*INSTRUCTION:* Produce an exact copy of all the records.

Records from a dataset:
- - - - -

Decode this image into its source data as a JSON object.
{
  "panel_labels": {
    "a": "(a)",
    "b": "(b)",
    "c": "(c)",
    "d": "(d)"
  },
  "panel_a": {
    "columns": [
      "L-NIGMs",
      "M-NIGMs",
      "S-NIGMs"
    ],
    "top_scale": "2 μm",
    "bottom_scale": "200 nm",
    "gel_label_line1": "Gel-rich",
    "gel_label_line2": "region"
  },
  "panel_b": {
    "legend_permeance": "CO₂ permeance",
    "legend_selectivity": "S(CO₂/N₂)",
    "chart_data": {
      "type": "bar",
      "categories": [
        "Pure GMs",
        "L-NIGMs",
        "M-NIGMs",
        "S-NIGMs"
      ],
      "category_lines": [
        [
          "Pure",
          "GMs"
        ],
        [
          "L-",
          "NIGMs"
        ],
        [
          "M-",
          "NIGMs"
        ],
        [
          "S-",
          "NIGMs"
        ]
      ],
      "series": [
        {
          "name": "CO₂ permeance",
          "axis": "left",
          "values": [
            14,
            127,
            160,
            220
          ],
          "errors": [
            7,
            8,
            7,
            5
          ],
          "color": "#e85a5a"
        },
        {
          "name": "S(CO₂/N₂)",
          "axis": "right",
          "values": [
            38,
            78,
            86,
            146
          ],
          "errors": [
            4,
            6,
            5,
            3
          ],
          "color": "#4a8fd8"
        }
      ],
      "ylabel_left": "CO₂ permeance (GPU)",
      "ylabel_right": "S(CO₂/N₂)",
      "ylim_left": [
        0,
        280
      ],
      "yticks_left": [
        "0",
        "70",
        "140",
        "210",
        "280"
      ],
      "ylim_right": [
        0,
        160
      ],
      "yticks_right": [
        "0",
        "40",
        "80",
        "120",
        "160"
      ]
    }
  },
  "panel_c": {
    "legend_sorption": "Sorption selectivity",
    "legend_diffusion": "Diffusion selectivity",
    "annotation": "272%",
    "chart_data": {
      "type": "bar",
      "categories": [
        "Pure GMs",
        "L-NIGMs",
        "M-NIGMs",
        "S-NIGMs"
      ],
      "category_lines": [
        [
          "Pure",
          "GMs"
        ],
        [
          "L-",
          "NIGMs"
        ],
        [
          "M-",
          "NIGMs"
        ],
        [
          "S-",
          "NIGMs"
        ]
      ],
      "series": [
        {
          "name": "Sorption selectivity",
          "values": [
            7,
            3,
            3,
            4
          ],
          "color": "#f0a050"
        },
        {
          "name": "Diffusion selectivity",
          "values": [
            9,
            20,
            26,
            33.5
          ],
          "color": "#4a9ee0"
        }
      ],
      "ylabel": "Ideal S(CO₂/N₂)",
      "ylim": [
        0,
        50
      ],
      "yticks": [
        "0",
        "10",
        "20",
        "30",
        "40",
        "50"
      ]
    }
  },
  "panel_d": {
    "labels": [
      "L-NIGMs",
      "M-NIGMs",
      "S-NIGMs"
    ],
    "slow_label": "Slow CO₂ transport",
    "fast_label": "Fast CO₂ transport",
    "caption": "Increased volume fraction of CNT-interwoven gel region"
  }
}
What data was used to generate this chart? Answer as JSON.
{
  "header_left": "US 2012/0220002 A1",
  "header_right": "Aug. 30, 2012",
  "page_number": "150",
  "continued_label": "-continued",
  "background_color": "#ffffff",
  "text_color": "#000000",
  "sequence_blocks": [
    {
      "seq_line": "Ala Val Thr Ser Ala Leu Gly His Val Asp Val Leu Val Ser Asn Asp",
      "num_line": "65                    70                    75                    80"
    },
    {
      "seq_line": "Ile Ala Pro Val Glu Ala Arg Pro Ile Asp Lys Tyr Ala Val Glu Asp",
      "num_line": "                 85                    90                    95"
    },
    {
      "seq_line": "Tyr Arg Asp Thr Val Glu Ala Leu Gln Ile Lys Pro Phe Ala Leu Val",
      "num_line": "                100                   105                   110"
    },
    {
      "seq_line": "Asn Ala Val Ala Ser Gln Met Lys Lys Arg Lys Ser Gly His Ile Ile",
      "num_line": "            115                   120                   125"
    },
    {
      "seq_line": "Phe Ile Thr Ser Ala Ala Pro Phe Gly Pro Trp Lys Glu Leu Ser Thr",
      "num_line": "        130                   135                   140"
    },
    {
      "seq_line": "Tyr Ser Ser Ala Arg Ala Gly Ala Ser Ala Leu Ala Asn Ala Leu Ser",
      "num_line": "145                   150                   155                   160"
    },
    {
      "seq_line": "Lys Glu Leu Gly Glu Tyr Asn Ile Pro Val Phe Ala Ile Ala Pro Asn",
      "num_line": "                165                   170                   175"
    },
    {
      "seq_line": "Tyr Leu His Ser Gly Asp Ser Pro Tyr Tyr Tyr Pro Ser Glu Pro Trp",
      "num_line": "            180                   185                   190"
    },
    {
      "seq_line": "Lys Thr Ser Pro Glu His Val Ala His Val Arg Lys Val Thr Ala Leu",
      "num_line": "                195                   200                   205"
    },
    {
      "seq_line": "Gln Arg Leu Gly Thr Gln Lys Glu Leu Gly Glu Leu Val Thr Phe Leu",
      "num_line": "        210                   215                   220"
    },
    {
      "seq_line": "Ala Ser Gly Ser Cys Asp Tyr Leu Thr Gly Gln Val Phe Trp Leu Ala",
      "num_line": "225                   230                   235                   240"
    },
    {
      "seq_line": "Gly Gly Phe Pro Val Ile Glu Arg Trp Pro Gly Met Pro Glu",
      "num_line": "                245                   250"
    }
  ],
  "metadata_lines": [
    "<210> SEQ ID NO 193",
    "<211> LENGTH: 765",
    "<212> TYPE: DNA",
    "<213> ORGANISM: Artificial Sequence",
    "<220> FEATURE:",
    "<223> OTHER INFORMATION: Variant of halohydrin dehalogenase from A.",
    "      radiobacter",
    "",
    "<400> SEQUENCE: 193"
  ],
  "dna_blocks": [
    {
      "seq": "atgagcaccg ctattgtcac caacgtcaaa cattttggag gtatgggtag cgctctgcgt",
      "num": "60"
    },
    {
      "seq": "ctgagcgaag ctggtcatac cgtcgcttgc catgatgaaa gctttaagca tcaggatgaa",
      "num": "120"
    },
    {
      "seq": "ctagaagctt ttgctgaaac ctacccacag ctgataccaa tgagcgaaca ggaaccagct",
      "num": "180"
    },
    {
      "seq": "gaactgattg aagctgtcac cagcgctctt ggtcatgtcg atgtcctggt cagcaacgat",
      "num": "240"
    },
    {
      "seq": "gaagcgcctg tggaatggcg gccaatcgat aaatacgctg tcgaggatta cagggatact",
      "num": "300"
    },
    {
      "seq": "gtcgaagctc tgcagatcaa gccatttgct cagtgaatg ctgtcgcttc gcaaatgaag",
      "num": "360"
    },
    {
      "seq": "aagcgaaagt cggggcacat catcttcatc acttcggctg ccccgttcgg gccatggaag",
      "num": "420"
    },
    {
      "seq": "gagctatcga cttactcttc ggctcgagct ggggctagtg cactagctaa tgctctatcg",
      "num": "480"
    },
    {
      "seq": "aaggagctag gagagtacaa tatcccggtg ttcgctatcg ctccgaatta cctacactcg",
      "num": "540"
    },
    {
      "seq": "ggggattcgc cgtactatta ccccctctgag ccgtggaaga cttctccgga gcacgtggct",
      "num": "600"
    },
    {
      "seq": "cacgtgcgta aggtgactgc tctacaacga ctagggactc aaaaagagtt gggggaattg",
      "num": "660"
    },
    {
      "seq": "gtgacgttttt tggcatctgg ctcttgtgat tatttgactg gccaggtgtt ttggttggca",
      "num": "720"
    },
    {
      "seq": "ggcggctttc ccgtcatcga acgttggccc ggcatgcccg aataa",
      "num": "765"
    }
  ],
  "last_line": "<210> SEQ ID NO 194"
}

- - - - -

*PROBLEM SOLUTION:*
Decode this image into its source data as a JSON object.
{
  "panel_labels": {
    "a": "(a)",
    "b": "(b)",
    "c": "(c)",
    "d": "(d)"
  },
  "panel_a": {
    "columns": [
      "L-NIGMs",
      "M-NIGMs",
      "S-NIGMs"
    ],
    "top_scale": "2 μm",
    "bottom_scale": "200 nm",
    "gel_label_line1": "Gel-rich",
    "gel_label_line2": "region"
  },
  "panel_b": {
    "legend_permeance": "CO₂ permeance",
    "legend_selectivity": "S(CO₂/N₂)",
    "chart_data": {
      "type": "bar",
      "categories": [
        "Pure GMs",
        "L-NIGMs",
        "M-NIGMs",
        "S-NIGMs"
      ],
      "category_lines": [
        [
          "Pure",
          "GMs"
        ],
        [
          "L-",
          "NIGMs"
        ],
        [
          "M-",
          "NIGMs"
        ],
        [
          "S-",
          "NIGMs"
        ]
      ],
      "series": [
        {
          "name": "CO₂ permeance",
          "axis": "left",
          "values": [
            14,
            127,
            160,
            220
          ],
          "errors": [
            7,
            8,
            7,
            5
          ],
          "color": "#e85a5a"
        },
        {
          "name": "S(CO₂/N₂)",
          "axis": "right",
          "values": [
            38,
            78,
            86,
            146
          ],
          "errors": [
            4,
            6,
            5,
            3
          ],
          "color": "#4a8fd8"
        }
      ],
      "ylabel_left": "CO₂ permeance (GPU)",
      "ylabel_right": "S(CO₂/N₂)",
      "ylim_left": [
        0,
        280
      ],
      "yticks_left": [
        "0",
        "70",
        "140",
        "210",
        "280"
      ],
      "ylim_right": [
        0,
        160
      ],
      "yticks_right": [
        "0",
        "40",
        "80",
        "120",
        "160"
      ]
    }
  },
  "panel_c": {
    "legend_sorption": "Sorption selectivity",
    "legend_diffusion": "Diffusion selectivity",
    "annotation": "272%",
    "chart_data": {
      "type": "bar",
      "categories": [
        "Pure GMs",
        "L-NIGMs",
        "M-NIGMs",
        "S-NIGMs"
      ],
      "category_lines": [
        [
          "Pure",
          "GMs"
        ],
        [
          "L-",
          "NIGMs"
        ],
        [
          "M-",
          "NIGMs"
        ],
        [
          "S-",
          "NIGMs"
        ]
      ],
      "series": [
        {
          "name": "Sorption selectivity",
          "values": [
            7,
            3,
            3,
            4
          ],
          "color": "#f0a050"
        },
        {
          "name": "Diffusion selectivity",
          "values": [
            9,
            20,
            26,
            33.5
          ],
          "color": "#4a9ee0"
        }
      ],
      "ylabel": "Ideal S(CO₂/N₂)",
      "ylim": [
        0,
        50
      ],
      "yticks": [
        "0",
        "10",
        "20",
        "30",
        "40",
        "50"
      ]
    }
  },
  "panel_d": {
    "labels": [
      "L-NIGMs",
      "M-NIGMs",
      "S-NIGMs"
    ],
    "slow_label": "Slow CO₂ transport",
    "fast_label": "Fast CO₂ transport",
    "caption": "Increased volume fraction of CNT-interwoven gel region"
  }
}
What data was used to generate this chart? Answer as JSON.
{
  "header_left": "US 2012/0220002 A1",
  "header_right": "Aug. 30, 2012",
  "page_number": "150",
  "continued_label": "-continued",
  "background_color": "#ffffff",
  "text_color": "#000000",
  "sequence_blocks": [
    {
      "seq_line": "Ala Val Thr Ser Ala Leu Gly His Val Asp Val Leu Val Ser Asn Asp",
      "num_line": "65                    70                    75                    80"
    },
    {
      "seq_line": "Ile Ala Pro Val Glu Ala Arg Pro Ile Asp Lys Tyr Ala Val Glu Asp",
      "num_line": "                 85                    90                    95"
    },
    {
      "seq_line": "Tyr Arg Asp Thr Val Glu Ala Leu Gln Ile Lys Pro Phe Ala Leu Val",
      "num_line": "                100                   105                   110"
    },
    {
      "seq_line": "Asn Ala Val Ala Ser Gln Met Lys Lys Arg Lys Ser Gly His Ile Ile",
      "num_line": "            115                   120                   125"
    },
    {
      "seq_line": "Phe Ile Thr Ser Ala Ala Pro Phe Gly Pro Trp Lys Glu Leu Ser Thr",
      "num_line": "        130                   135                   140"
    },
    {
      "seq_line": "Tyr Ser Ser Ala Arg Ala Gly Ala Ser Ala Leu Ala Asn Ala Leu Ser",
      "num_line": "145                   150                   155                   160"
    },
    {
      "seq_line": "Lys Glu Leu Gly Glu Tyr Asn Ile Pro Val Phe Ala Ile Ala Pro Asn",
      "num_line": "                165                   170                   175"
    },
    {
      "seq_line": "Tyr Leu His Ser Gly Asp Ser Pro Tyr Tyr Tyr Pro Ser Glu Pro Trp",
      "num_line": "            180                   185                   190"
    },
    {
      "seq_line": "Lys Thr Ser Pro Glu His Val Ala His Val Arg Lys Val Thr Ala Leu",
      "num_line": "                195                   200                   205"
    },
    {
      "seq_line": "Gln Arg Leu Gly Thr Gln Lys Glu Leu Gly Glu Leu Val Thr Phe Leu",
      "num_line": "        210                   215                   220"
    },
    {
      "seq_line": "Ala Ser Gly Ser Cys Asp Tyr Leu Thr Gly Gln Val Phe Trp Leu Ala",
      "num_line": "225                   230                   235                   240"
    },
    {
      "seq_line": "Gly Gly Phe Pro Val Ile Glu Arg Trp Pro Gly Met Pro Glu",
      "num_line": "                245                   250"
    }
  ],
  "metadata_lines": [
    "<210> SEQ ID NO 193",
    "<211> LENGTH: 765",
    "<212> TYPE: DNA",
    "<213> ORGANISM: Artificial Sequence",
    "<220> FEATURE:",
    "<223> OTHER INFORMATION: Variant of halohydrin dehalogenase from A.",
    "      radiobacter",
    "",
    "<400> SEQUENCE: 193"
  ],
  "dna_blocks": [
    {
      "seq": "atgagcaccg ctattgtcac caacgtcaaa cattttggag gtatgggtag cgctctgcgt",
      "num": "60"
    },
    {
      "seq": "ctgagcgaag ctggtcatac cgtcgcttgc catgatgaaa gctttaagca tcaggatgaa",
      "num": "120"
    },
    {
      "seq": "ctagaagctt ttgctgaaac ctacccacag ctgataccaa tgagcgaaca ggaaccagct",
      "num": "180"
    },
    {
      "seq": "gaactgattg aagctgtcac cagcgctctt ggtcatgtcg atgtcctggt cagcaacgat",
      "num": "240"
    },
    {
      "seq": "gaagcgcctg tggaatggcg gccaatcgat aaatacgctg tcgaggatta cagggatact",
      "num": "300"
    },
    {
      "seq": "gtcgaagctc tgcagatcaa gccatttgct cagtgaatg ctgtcgcttc gcaaatgaag",
      "num": "360"
    },
    {
      "seq": "aagcgaaagt cggggcacat catcttcatc acttcggctg ccccgttcgg gccatggaag",
      "num": "420"
    },
    {
      "seq": "gagctatcga cttactcttc ggctcgagct ggggctagtg cactagctaa tgctctatcg",
      "num": "480"
    },
    {
      "seq": "aaggagctag gagagtacaa tatcccggtg ttcgctatcg ctccgaatta cctacactcg",
      "num": "540"
    },
    {
      "seq": "ggggattcgc cgtactatta ccccctctgag ccgtggaaga cttctccgga gcacgtggct",
      "num": "600"
    },
    {
      "seq": "cacgtgcgta aggtgactgc tctacaacga ctagggactc aaaaagagtt gggggaattg",
      "num": "660"
    },
    {
      "seq": "gtgacgttttt tggcatctgg ctcttgtgat tatttgactg gccaggtgtt ttggttggca",
      "num": "720"
    },
    {
      "seq": "ggcggctttc ccgtcatcga acgttggccc ggcatgcccg aataa",
      "num": "765"
    }
  ],
  "last_line": "<210> SEQ ID NO 194"
}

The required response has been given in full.